▶ Short task 1:
Answer these questions from the career background passage:
(a) At what age did the writer complete a master's degree?
(b) About how many publications does the writer report?
(c) Who did the writer's PhD and postdoc research closely involve?
▶ Short task 2: What comes next in the career background passage? Write it, picking up after its last sentence.

▶ Excerpt:
Some background info: I am about to finish a 2-years postdoc in software engineering, and I am evaluating a number of options, including moving to industry. I graduated at 22 (bachelors), 24 (masters), 27 (phd), and now I am 29. In summary, I have a quite strong academic record (top grades from respectable universities, ~20 publications in acknowledged conferences and journals), but never had a position in industry. However, the type of research I conducted in my phd and postdoc has been in close collaboration with industrial partners on concrete software engineering challenges, so I'd say I have way more than just an idea on how the software process works in industry. Over the years, I also had the opportunity to grapple with management-like tasks in research: write reports/proposals (including some form budgeting), coordinate the delivering process of (guess what?) deliverables, co-supervise and advise students, peer-review.

▶ Extracted entries:
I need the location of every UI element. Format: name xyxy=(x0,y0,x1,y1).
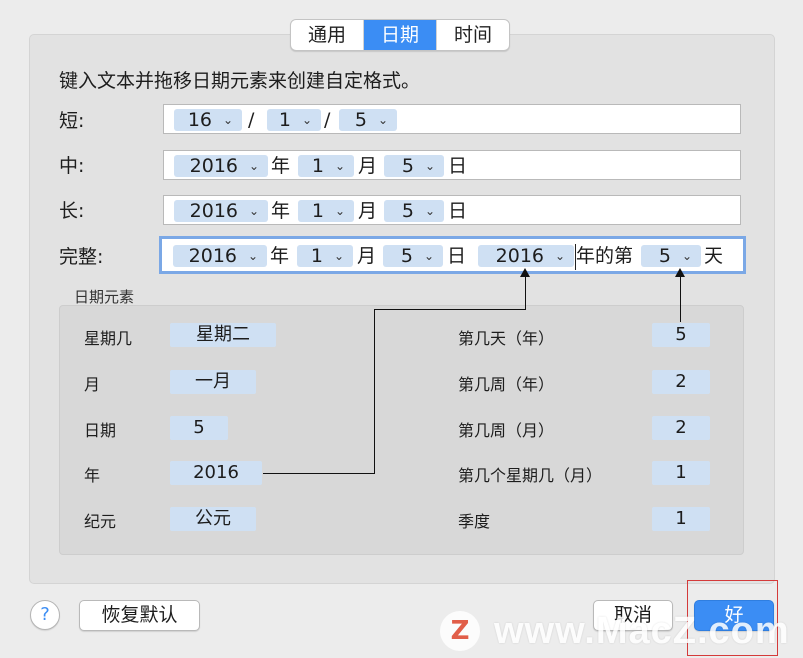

* * *

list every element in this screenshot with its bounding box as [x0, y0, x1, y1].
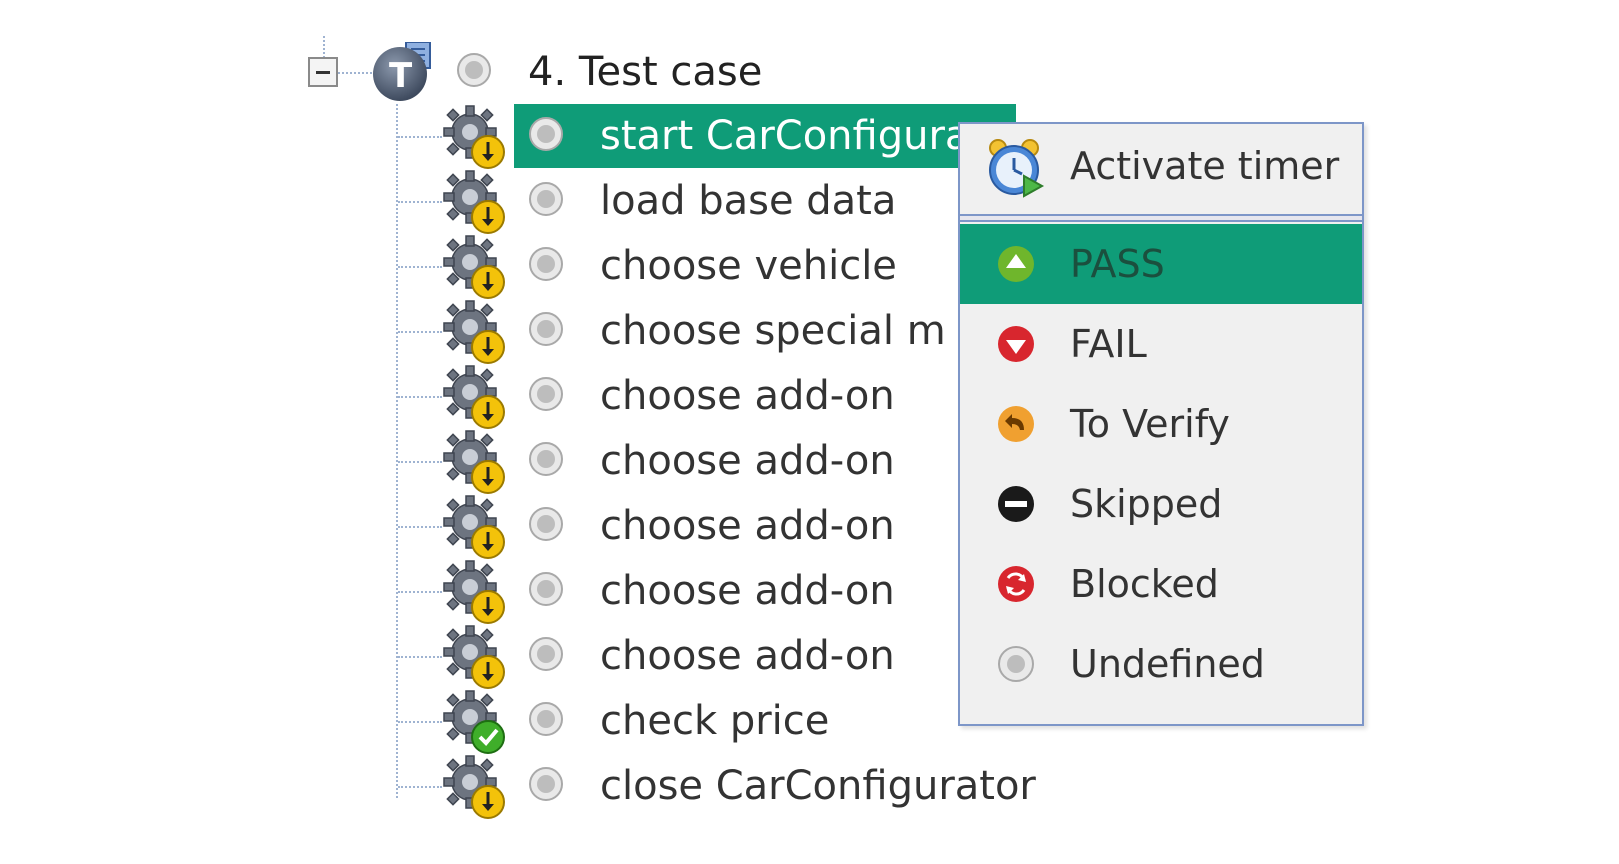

▶ Final answer 1:
(a) 24
(b) About 20
(c) Industrial partners

▶ Final answer 2:
As for what I would like to do, I see myself as performing best working as a software process improver. Given my background, this means design solutions for (ideally) smarter testing, reducing effort in the maintenance of software products. Of course I can also implement these solutions and know-how in a kind of "internal" tools (when needed), but the biggest contribution I would give is an answer to "what should we do to reduce costs in testing", rather than implementing some code that does it. I envision that I can relatively easily do so in other phases in the software lifecycle (for sure requirements/change management, where I also have a kind of background, maybe a bit less analysis and design).

I am a bit unsure on what kind of positions I should look for with my background. On one hand, I never ever have been keen on programming/developing/coding. Of course I am perfectly able to do this, but I have to admit I choose to study for 10 years to develop critical thinking skills and high-level principles, rather than focusing on the flavor-of-the-year technology.

On the other hand, most job postings for things different than "write code" (in any of its sugar-coated variations such as "work under the hood", "get the job done and not just talk about it", "be a doer", "power-drive through technology", etc) are so cryptic that the few ones you actually understand are those for which you know you are not relevant. Expert in TV decoders firmware and signals? Good! I am not your guy.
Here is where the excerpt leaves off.